▶ **YOUR OBJECTIVE**
Repeat the material verbatim. Images are excluded from the copy.

▶ **DATASET EXCERPTS**
+---+

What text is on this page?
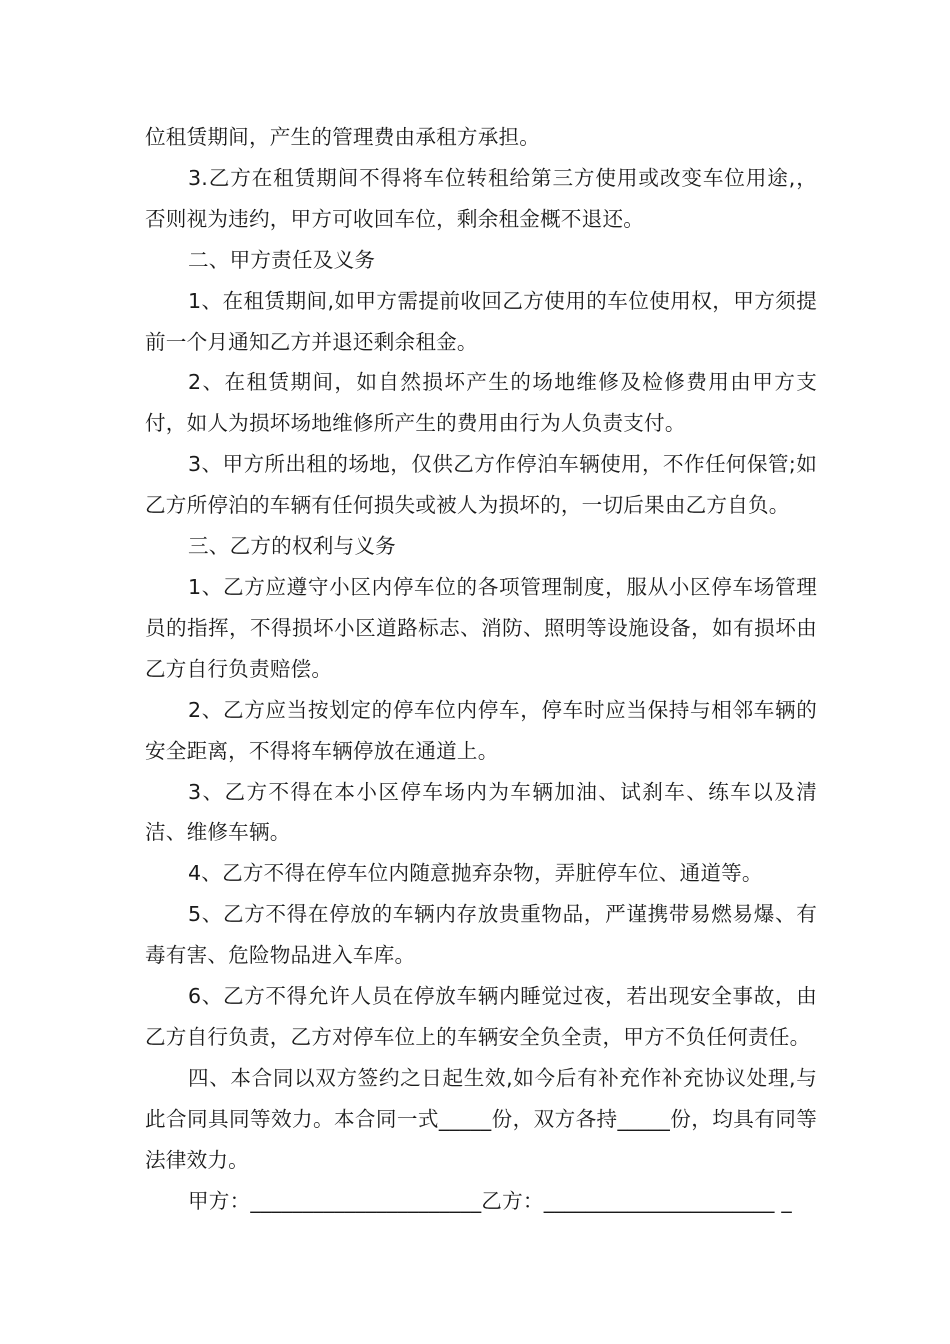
位租赁期间，产生的管理费由承租方承担。

3.乙方在租赁期间不得将车位转租给第三方使用或改变车位用途,，否则视为违约，甲方可收回车位，剩余租金概不退还。

二、甲方责任及义务

1、在租赁期间,如甲方需提前收回乙方使用的车位使用权，甲方须提前一个月通知乙方并退还剩余租金。

2、在租赁期间，如自然损坏产生的场地维修及检修费用由甲方支付，如人为损坏场地维修所产生的费用由行为人负责支付。

3、甲方所出租的场地，仅供乙方作停泊车辆使用，不作任何保管;如乙方所停泊的车辆有任何损失或被人为损坏的，一切后果由乙方自负。

三、乙方的权利与义务

1、乙方应遵守小区内停车位的各项管理制度，服从小区停车场管理员的指挥，不得损坏小区道路标志、消防、照明等设施设备，如有损坏由乙方自行负责赔偿。

2、乙方应当按划定的停车位内停车，停车时应当保持与相邻车辆的安全距离，不得将车辆停放在通道上。

3、乙方不得在本小区停车场内为车辆加油、试刹车、练车以及清洁、维修车辆。

4、乙方不得在停车位内随意抛弃杂物，弄脏停车位、通道等。

5、乙方不得在停放的车辆内存放贵重物品，严谨携带易燃易爆、有毒有害、危险物品进入车库。

6、乙方不得允许人员在停放车辆内睡觉过夜，若出现安全事故，由乙方自行负责，乙方对停车位上的车辆安全负全责，甲方不负任何责任。

四、本合同以双方签约之日起生效,如今后有补充作补充协议处理,与此合同具同等效力。本合同一式_____份，双方各持_____份，均具有同等法律效力。

甲方：______________________乙方：______________________ _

+---+

▶ **THE SOLUTION**
What text is on this page?
位租赁期间，产生的管理费由承租方承担。

3.乙方在租赁期间不得将车位转租给第三方使用或改变车位用途,，否则视为违约，甲方可收回车位，剩余租金概不退还。

二、甲方责任及义务

1、在租赁期间,如甲方需提前收回乙方使用的车位使用权，甲方须提前一个月通知乙方并退还剩余租金。

2、在租赁期间，如自然损坏产生的场地维修及检修费用由甲方支付，如人为损坏场地维修所产生的费用由行为人负责支付。

3、甲方所出租的场地，仅供乙方作停泊车辆使用，不作任何保管;如乙方所停泊的车辆有任何损失或被人为损坏的，一切后果由乙方自负。

三、乙方的权利与义务

1、乙方应遵守小区内停车位的各项管理制度，服从小区停车场管理员的指挥，不得损坏小区道路标志、消防、照明等设施设备，如有损坏由乙方自行负责赔偿。

2、乙方应当按划定的停车位内停车，停车时应当保持与相邻车辆的安全距离，不得将车辆停放在通道上。

3、乙方不得在本小区停车场内为车辆加油、试刹车、练车以及清洁、维修车辆。

4、乙方不得在停车位内随意抛弃杂物，弄脏停车位、通道等。

5、乙方不得在停放的车辆内存放贵重物品，严谨携带易燃易爆、有毒有害、危险物品进入车库。

6、乙方不得允许人员在停放车辆内睡觉过夜，若出现安全事故，由乙方自行负责，乙方对停车位上的车辆安全负全责，甲方不负任何责任。

四、本合同以双方签约之日起生效,如今后有补充作补充协议处理,与此合同具同等效力。本合同一式_____份，双方各持_____份，均具有同等法律效力。

甲方：______________________乙方：______________________ _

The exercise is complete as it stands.